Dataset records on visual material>

⁂

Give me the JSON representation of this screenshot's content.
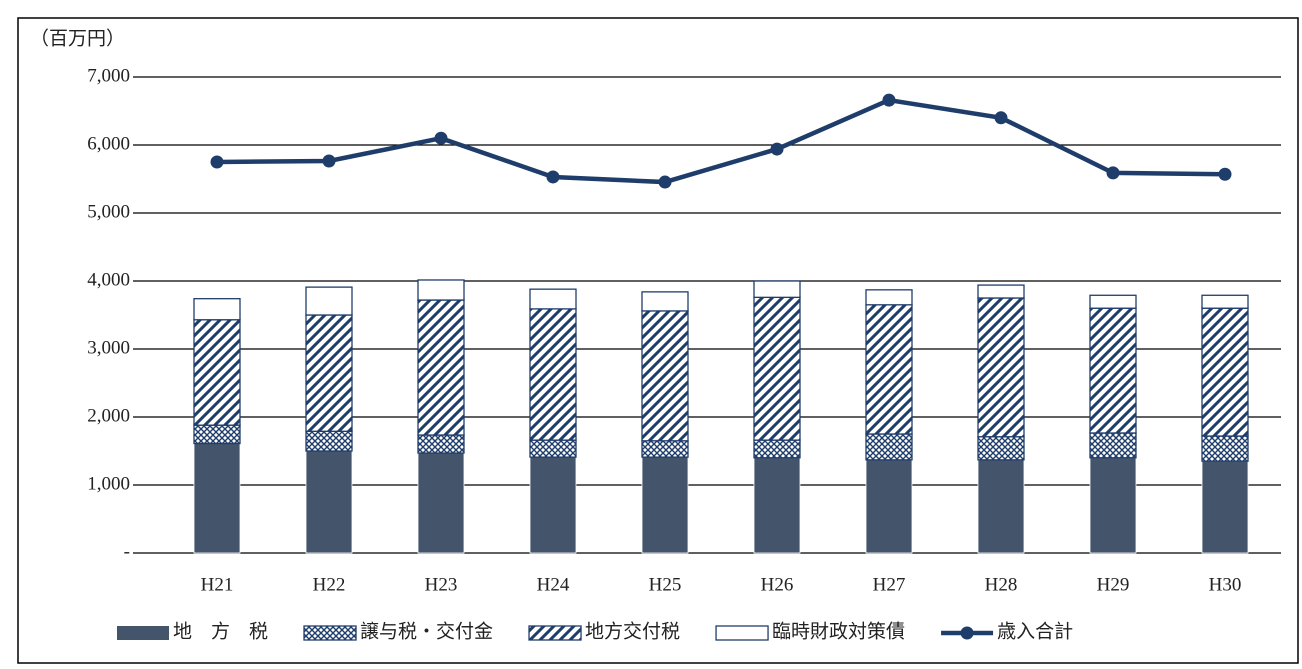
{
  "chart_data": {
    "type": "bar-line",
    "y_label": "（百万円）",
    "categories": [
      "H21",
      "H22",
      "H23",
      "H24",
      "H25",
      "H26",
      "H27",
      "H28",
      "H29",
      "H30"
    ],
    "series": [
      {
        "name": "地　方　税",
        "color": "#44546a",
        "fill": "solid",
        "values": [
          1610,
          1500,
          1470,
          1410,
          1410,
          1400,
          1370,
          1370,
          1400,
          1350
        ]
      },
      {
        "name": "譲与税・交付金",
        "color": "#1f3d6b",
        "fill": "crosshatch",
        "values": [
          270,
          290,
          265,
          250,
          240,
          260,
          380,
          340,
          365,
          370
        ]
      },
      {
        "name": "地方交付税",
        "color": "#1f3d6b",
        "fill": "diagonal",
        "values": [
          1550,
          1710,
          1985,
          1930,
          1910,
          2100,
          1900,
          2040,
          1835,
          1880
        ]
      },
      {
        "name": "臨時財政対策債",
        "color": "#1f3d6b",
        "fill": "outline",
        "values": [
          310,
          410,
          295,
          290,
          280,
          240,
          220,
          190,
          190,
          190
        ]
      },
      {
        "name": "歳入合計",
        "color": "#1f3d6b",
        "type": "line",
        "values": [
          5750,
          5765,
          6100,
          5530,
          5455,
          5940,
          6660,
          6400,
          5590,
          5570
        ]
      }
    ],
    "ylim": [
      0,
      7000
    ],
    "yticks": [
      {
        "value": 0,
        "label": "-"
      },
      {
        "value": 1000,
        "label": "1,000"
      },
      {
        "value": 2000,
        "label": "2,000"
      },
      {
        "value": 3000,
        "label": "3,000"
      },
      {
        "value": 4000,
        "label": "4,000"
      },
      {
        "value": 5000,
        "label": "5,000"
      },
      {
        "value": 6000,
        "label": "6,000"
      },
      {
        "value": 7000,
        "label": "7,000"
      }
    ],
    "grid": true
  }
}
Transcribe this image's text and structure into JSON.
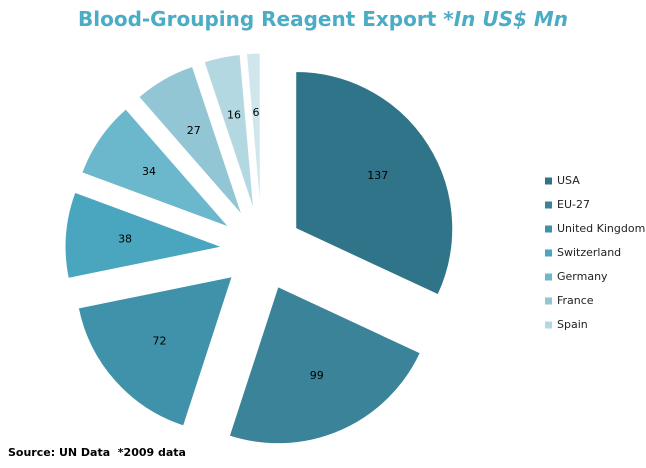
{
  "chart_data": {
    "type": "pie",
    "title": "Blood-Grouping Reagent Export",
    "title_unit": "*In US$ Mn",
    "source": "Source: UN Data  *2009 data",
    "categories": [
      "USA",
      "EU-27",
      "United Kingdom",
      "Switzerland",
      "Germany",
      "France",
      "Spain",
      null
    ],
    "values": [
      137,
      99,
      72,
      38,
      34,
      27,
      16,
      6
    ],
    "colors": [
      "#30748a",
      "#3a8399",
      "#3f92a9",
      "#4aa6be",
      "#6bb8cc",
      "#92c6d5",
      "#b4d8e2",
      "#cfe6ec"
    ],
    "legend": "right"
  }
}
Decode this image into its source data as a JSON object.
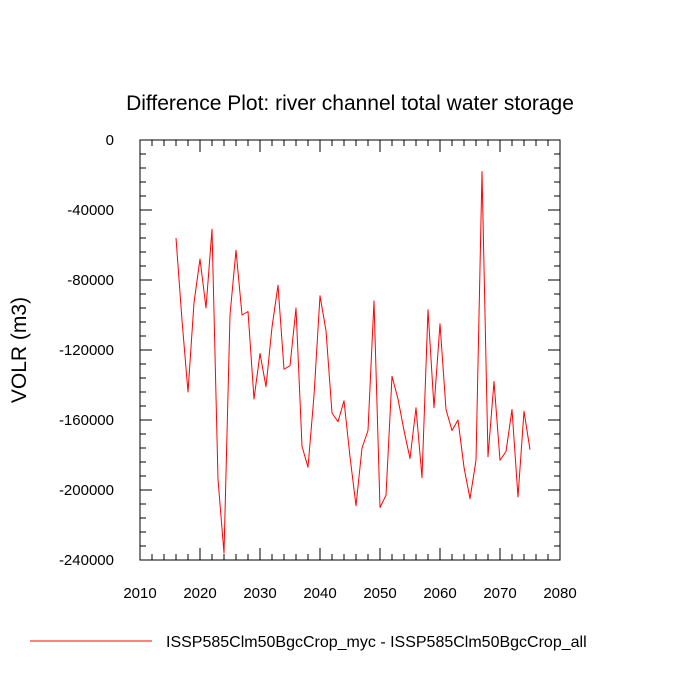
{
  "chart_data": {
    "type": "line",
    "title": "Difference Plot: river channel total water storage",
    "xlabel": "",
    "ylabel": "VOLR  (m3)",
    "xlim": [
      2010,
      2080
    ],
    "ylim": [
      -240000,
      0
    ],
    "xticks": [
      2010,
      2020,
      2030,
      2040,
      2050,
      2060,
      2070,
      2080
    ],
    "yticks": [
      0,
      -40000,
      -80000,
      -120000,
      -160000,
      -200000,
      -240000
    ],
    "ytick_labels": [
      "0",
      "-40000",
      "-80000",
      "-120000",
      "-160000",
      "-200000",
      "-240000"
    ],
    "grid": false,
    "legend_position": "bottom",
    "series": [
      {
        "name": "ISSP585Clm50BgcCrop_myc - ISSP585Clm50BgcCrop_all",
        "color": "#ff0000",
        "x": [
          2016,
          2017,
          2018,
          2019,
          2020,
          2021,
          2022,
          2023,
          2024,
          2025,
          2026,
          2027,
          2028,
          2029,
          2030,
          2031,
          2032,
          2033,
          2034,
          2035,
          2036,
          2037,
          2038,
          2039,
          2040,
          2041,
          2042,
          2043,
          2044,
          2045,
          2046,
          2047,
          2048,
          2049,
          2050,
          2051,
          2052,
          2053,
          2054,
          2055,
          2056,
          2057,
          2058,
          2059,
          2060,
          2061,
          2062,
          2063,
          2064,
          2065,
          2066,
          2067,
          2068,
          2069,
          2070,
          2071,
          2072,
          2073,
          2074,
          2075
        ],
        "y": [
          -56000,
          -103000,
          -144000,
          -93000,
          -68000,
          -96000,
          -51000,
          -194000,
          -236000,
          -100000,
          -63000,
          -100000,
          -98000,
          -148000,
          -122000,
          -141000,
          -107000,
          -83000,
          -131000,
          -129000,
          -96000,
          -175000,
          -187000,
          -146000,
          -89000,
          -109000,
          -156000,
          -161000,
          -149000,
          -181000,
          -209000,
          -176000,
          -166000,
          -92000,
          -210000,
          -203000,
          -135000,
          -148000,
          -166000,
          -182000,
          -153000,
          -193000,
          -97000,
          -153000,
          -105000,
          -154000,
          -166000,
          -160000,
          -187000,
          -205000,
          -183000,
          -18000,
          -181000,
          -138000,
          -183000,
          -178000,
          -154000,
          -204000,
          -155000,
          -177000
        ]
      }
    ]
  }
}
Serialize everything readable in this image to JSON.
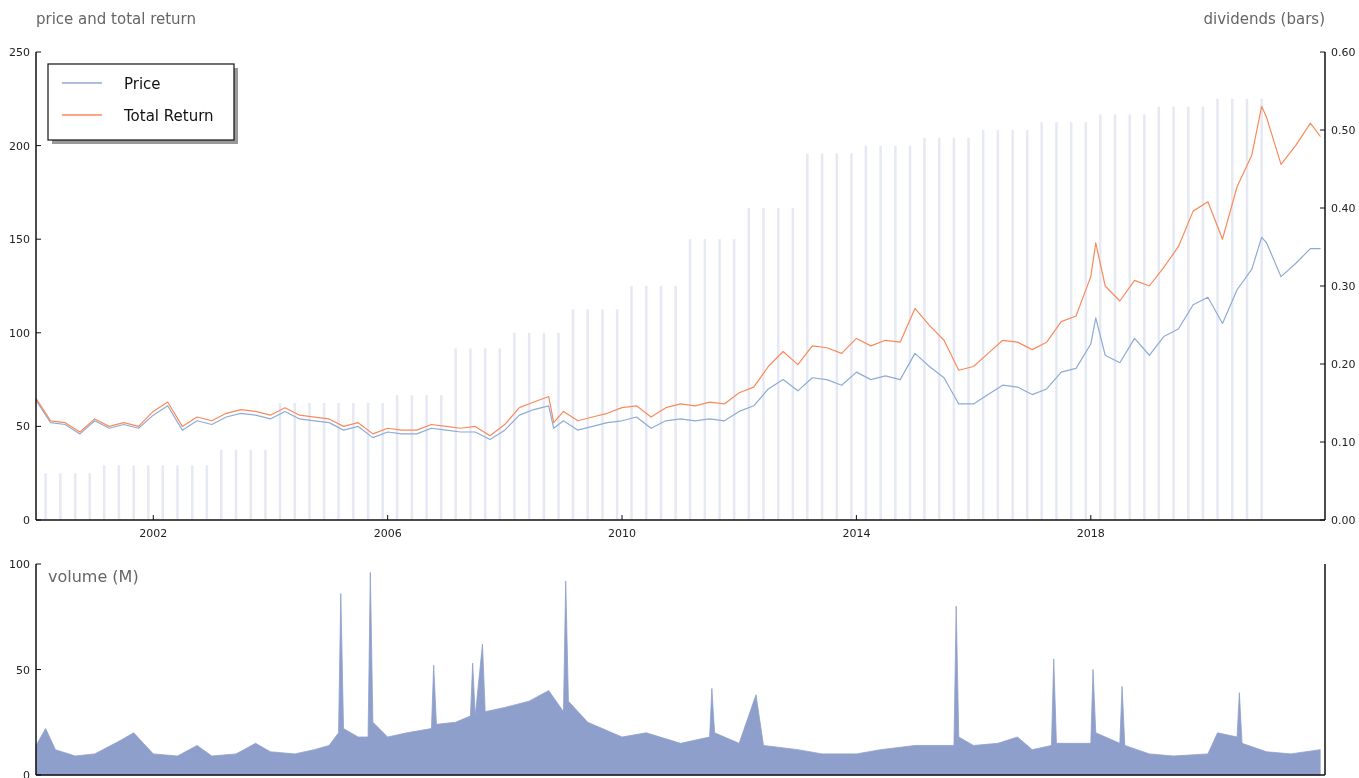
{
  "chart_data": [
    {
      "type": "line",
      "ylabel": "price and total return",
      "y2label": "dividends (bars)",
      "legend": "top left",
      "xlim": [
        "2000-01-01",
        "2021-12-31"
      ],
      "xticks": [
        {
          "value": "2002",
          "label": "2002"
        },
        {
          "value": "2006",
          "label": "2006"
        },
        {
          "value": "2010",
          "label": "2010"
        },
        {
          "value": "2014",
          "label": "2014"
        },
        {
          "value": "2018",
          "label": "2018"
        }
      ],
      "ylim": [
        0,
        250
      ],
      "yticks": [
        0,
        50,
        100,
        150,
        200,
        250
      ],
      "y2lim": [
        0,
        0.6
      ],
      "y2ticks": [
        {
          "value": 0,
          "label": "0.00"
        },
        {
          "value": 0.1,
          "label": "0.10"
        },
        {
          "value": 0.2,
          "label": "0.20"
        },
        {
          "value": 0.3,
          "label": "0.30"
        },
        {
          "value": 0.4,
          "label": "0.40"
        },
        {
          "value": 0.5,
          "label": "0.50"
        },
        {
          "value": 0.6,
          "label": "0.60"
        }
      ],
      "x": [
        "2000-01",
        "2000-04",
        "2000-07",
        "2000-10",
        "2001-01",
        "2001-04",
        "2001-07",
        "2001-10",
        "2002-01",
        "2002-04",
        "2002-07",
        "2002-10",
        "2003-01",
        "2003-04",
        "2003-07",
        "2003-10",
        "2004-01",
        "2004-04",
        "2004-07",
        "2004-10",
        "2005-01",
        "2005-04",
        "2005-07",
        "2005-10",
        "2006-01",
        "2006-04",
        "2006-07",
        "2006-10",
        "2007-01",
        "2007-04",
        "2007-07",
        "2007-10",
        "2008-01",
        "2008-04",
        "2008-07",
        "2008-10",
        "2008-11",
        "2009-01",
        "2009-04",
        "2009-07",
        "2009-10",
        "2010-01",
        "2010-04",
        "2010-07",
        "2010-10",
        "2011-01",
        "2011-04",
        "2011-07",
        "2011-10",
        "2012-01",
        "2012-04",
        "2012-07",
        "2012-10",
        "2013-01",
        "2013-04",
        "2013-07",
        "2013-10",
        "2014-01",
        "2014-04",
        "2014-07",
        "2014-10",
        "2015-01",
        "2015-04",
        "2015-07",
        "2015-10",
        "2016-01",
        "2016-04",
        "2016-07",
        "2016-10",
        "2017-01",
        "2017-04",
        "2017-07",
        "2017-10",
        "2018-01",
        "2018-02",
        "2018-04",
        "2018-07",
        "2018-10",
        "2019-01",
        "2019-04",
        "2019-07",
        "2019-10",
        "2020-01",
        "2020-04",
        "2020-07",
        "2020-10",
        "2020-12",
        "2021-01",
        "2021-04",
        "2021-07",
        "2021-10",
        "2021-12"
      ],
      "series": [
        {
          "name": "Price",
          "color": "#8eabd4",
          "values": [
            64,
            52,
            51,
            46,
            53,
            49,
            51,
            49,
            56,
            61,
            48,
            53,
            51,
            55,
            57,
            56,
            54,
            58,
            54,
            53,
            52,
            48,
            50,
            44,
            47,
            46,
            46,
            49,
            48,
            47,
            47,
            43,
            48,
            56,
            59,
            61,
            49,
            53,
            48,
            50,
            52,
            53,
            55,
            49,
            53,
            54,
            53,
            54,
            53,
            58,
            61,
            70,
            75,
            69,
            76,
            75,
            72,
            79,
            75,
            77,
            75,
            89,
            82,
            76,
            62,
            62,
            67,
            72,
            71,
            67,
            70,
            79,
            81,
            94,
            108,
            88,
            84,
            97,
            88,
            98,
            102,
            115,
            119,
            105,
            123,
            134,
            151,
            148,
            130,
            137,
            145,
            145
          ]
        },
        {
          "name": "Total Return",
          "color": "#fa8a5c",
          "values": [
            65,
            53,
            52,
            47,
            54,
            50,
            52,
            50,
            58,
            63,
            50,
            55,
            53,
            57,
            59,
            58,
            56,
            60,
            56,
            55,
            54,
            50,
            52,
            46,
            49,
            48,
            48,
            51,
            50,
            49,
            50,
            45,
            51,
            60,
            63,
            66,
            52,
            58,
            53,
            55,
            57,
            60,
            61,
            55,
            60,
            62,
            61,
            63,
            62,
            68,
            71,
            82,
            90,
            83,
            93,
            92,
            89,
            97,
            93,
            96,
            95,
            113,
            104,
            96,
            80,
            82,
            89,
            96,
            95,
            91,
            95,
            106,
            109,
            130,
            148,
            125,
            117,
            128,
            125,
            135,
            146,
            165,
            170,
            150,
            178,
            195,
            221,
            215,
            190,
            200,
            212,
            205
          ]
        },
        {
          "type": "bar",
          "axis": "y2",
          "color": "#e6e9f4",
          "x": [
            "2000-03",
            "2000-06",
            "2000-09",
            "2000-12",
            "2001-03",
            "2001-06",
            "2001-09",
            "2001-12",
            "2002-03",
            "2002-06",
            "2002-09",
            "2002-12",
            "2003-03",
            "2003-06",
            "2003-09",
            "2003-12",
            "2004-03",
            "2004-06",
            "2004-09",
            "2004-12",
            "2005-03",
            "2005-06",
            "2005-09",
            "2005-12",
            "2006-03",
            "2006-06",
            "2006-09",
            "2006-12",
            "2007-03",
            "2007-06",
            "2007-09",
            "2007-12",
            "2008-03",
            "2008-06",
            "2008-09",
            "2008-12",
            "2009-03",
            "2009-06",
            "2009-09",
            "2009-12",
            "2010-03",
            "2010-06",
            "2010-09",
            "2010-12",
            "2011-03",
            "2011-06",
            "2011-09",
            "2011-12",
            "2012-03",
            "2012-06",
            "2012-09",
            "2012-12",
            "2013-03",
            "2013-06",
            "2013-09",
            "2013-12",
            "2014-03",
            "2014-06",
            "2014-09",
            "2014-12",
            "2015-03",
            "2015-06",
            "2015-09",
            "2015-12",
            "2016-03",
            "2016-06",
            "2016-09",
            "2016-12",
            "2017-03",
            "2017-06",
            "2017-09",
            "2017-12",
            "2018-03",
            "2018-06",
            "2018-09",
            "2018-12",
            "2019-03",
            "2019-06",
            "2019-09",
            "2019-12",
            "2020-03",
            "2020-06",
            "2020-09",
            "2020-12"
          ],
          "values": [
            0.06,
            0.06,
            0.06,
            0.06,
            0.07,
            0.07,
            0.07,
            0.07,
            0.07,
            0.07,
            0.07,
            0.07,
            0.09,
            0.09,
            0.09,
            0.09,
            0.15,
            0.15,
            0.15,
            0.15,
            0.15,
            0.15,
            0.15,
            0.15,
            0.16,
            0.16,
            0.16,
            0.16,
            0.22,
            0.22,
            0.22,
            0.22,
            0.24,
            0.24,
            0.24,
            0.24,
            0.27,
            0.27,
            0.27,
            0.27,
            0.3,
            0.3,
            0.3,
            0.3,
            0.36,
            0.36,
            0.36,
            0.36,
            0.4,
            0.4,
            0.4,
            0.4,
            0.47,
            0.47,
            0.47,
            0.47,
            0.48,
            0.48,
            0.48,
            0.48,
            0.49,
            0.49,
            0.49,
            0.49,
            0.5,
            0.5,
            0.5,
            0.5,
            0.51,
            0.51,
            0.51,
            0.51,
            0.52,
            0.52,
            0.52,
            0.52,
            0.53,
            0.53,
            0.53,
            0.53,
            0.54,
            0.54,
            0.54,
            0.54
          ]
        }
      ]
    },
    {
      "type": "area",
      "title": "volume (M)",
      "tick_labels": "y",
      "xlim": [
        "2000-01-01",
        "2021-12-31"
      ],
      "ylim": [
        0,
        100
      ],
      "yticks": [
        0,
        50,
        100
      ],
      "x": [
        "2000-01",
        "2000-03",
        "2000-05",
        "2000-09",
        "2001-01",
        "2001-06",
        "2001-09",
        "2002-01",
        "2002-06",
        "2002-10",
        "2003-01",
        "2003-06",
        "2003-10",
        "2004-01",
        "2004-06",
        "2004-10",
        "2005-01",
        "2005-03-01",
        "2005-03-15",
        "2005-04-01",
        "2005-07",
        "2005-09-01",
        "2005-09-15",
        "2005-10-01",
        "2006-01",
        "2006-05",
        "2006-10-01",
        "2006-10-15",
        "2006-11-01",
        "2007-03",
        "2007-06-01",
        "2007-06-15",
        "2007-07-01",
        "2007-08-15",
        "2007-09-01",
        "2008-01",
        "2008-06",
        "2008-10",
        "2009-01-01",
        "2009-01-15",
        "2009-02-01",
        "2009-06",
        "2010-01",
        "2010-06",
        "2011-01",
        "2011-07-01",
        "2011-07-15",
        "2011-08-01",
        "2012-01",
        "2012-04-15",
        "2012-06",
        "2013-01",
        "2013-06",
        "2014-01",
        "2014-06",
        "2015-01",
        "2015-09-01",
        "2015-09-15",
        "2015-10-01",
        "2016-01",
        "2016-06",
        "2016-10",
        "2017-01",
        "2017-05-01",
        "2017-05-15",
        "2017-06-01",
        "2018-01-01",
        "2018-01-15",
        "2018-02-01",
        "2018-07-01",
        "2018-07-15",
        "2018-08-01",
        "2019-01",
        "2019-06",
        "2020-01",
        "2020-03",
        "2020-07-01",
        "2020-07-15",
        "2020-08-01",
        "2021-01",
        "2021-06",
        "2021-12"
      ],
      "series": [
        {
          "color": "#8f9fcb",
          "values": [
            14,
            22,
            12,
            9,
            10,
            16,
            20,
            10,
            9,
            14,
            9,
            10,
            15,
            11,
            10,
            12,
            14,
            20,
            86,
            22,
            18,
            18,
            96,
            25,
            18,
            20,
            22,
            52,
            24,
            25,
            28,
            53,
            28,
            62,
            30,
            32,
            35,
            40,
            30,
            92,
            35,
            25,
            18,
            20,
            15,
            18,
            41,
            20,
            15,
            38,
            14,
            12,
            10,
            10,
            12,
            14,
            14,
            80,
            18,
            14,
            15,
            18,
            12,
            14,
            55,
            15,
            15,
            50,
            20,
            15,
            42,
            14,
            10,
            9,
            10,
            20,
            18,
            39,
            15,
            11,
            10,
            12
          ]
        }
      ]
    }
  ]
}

⁂

YOUR GOAL>
Count the lines in the records above that hold the word "this", and give only that number.

ANSWER BELOW>
4